Goal of the exercise
Work through the following lines and count those that hold the word "this". Reply with that number only.

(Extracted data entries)
---+---

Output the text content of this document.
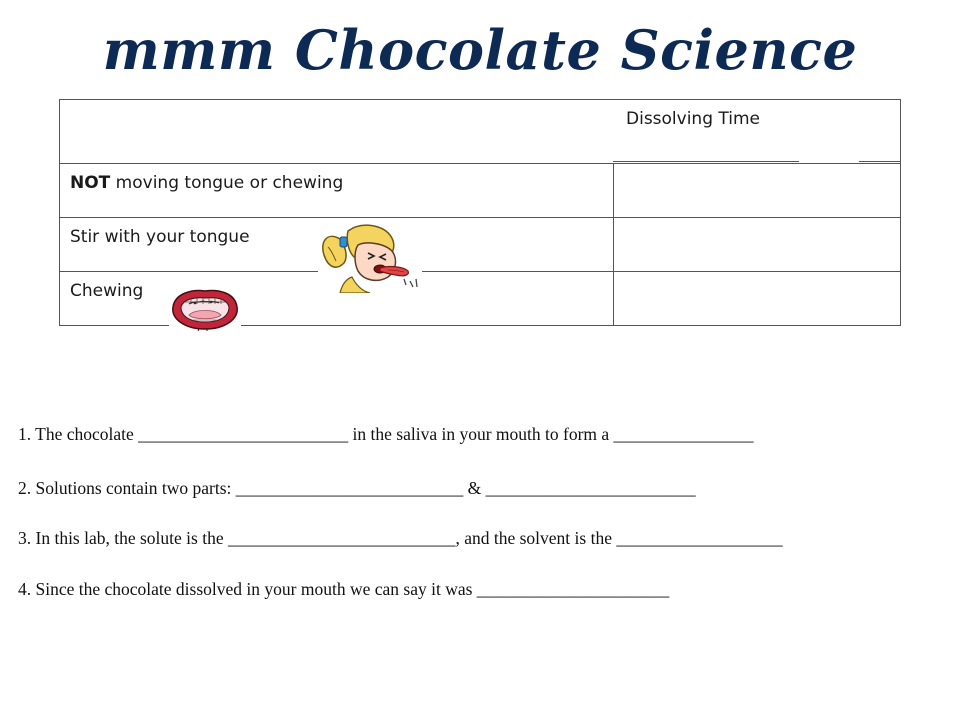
mmm Chocolate Science
Dissolving Time
NOT moving tongue or chewing
Stir with your tongue
Chewing
1. The chocolate ________________________ in the saliva in your mouth to form a ________________
2. Solutions contain two parts: __________________________ & ________________________
3. In this lab, the solute is the __________________________, and the solvent is the ___________________
4. Since the chocolate dissolved in your mouth we can say it was ______________________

---+---

Response to the task
2